- _DATASET CONTENT_:
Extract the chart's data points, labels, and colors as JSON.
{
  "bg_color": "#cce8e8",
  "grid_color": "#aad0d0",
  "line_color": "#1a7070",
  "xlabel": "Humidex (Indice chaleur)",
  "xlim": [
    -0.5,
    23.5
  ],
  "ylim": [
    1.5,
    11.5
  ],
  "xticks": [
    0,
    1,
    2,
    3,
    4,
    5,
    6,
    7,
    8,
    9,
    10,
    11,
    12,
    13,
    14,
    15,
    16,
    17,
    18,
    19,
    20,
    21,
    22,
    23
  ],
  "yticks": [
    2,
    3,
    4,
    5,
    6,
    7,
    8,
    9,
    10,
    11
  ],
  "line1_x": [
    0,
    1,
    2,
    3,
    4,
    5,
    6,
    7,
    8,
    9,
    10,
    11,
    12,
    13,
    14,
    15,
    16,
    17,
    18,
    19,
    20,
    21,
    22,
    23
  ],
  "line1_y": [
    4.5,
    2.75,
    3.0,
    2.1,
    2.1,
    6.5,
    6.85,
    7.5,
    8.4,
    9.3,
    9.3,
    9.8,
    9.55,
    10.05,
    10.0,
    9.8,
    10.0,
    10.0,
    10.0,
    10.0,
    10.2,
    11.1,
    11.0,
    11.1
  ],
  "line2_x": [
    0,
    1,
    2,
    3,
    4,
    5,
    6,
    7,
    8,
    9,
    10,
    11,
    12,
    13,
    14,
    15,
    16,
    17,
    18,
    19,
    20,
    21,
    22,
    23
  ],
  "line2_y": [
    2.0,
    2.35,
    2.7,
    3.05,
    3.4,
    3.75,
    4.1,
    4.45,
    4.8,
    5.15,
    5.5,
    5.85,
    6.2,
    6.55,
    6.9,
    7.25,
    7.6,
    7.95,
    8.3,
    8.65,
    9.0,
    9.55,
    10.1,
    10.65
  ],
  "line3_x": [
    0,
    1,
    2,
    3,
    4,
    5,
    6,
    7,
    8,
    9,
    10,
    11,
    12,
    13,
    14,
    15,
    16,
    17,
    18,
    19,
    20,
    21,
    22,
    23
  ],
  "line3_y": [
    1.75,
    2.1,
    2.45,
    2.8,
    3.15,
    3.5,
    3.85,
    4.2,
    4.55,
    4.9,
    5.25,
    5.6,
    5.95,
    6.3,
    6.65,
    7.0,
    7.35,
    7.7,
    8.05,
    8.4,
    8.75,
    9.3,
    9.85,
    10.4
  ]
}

- _BRIEF_: Reproduce the full listing word for word.

- _FINISHED EXERCISE_:
Extract the chart's data points, labels, and colors as JSON.
{
  "bg_color": "#cce8e8",
  "grid_color": "#aad0d0",
  "line_color": "#1a7070",
  "xlabel": "Humidex (Indice chaleur)",
  "xlim": [
    -0.5,
    23.5
  ],
  "ylim": [
    1.5,
    11.5
  ],
  "xticks": [
    0,
    1,
    2,
    3,
    4,
    5,
    6,
    7,
    8,
    9,
    10,
    11,
    12,
    13,
    14,
    15,
    16,
    17,
    18,
    19,
    20,
    21,
    22,
    23
  ],
  "yticks": [
    2,
    3,
    4,
    5,
    6,
    7,
    8,
    9,
    10,
    11
  ],
  "line1_x": [
    0,
    1,
    2,
    3,
    4,
    5,
    6,
    7,
    8,
    9,
    10,
    11,
    12,
    13,
    14,
    15,
    16,
    17,
    18,
    19,
    20,
    21,
    22,
    23
  ],
  "line1_y": [
    4.5,
    2.75,
    3.0,
    2.1,
    2.1,
    6.5,
    6.85,
    7.5,
    8.4,
    9.3,
    9.3,
    9.8,
    9.55,
    10.05,
    10.0,
    9.8,
    10.0,
    10.0,
    10.0,
    10.0,
    10.2,
    11.1,
    11.0,
    11.1
  ],
  "line2_x": [
    0,
    1,
    2,
    3,
    4,
    5,
    6,
    7,
    8,
    9,
    10,
    11,
    12,
    13,
    14,
    15,
    16,
    17,
    18,
    19,
    20,
    21,
    22,
    23
  ],
  "line2_y": [
    2.0,
    2.35,
    2.7,
    3.05,
    3.4,
    3.75,
    4.1,
    4.45,
    4.8,
    5.15,
    5.5,
    5.85,
    6.2,
    6.55,
    6.9,
    7.25,
    7.6,
    7.95,
    8.3,
    8.65,
    9.0,
    9.55,
    10.1,
    10.65
  ],
  "line3_x": [
    0,
    1,
    2,
    3,
    4,
    5,
    6,
    7,
    8,
    9,
    10,
    11,
    12,
    13,
    14,
    15,
    16,
    17,
    18,
    19,
    20,
    21,
    22,
    23
  ],
  "line3_y": [
    1.75,
    2.1,
    2.45,
    2.8,
    3.15,
    3.5,
    3.85,
    4.2,
    4.55,
    4.9,
    5.25,
    5.6,
    5.95,
    6.3,
    6.65,
    7.0,
    7.35,
    7.7,
    8.05,
    8.4,
    8.75,
    9.3,
    9.85,
    10.4
  ]
}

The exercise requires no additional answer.